◆ Set task:
In the material below, find each line holding the string "name" and copy it.

Figure record listings:
# # # #

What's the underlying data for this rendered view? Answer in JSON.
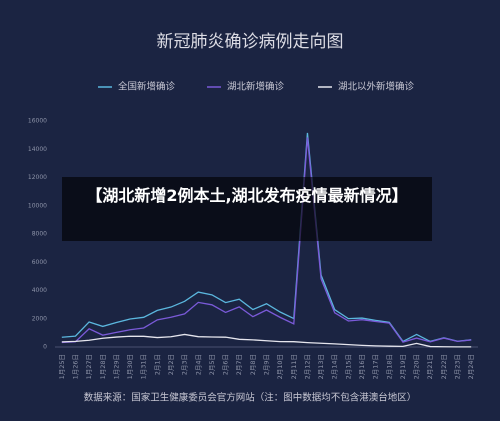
{
  "chart_data": {
    "type": "line",
    "title": "新冠肺炎确诊病例走向图",
    "categories": [
      "1月25日",
      "1月26日",
      "1月27日",
      "1月28日",
      "1月29日",
      "1月30日",
      "1月31日",
      "2月1日",
      "2月2日",
      "2月3日",
      "2月4日",
      "2月5日",
      "2月6日",
      "2月7日",
      "2月8日",
      "2月9日",
      "2月10日",
      "2月11日",
      "2月12日",
      "2月13日",
      "2月14日",
      "2月15日",
      "2月16日",
      "2月17日",
      "2月18日",
      "2月19日",
      "2月20日",
      "2月21日",
      "2月22日",
      "2月23日",
      "2月24日"
    ],
    "series": [
      {
        "name": "全国新增确诊",
        "color": "#5bb7de",
        "values": [
          688,
          769,
          1771,
          1459,
          1737,
          1982,
          2102,
          2590,
          2829,
          3235,
          3887,
          3694,
          3143,
          3385,
          2652,
          3062,
          2478,
          2015,
          15152,
          5090,
          2641,
          2009,
          2048,
          1886,
          1749,
          394,
          889,
          397,
          648,
          409,
          508
        ]
      },
      {
        "name": "湖北新增确诊",
        "color": "#7a5ad8",
        "values": [
          323,
          371,
          1291,
          840,
          1032,
          1220,
          1347,
          1921,
          2103,
          2345,
          3156,
          2987,
          2447,
          2841,
          2147,
          2618,
          2097,
          1638,
          14840,
          4823,
          2420,
          1843,
          1933,
          1807,
          1693,
          349,
          631,
          366,
          630,
          398,
          499
        ]
      },
      {
        "name": "湖北以外新增确诊",
        "color": "#e6e6ee",
        "values": [
          365,
          398,
          480,
          619,
          705,
          762,
          755,
          669,
          726,
          890,
          731,
          707,
          696,
          544,
          505,
          444,
          381,
          377,
          312,
          267,
          221,
          166,
          115,
          79,
          56,
          45,
          258,
          31,
          18,
          11,
          9
        ]
      }
    ],
    "ylim": [
      0,
      16000
    ],
    "yticks": [
      0,
      2000,
      4000,
      6000,
      8000,
      10000,
      12000,
      14000,
      16000
    ],
    "grid": false
  },
  "headline": "【湖北新增2例本土,湖北发布疫情最新情况】",
  "source": "数据来源：国家卫生健康委员会官方网站（注：图中数据均不包含港澳台地区）"
}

# # # #

◆ Task result:
        "name": "全国新增确诊",
        "name": "湖北新增确诊",
        "name": "湖北以外新增确诊",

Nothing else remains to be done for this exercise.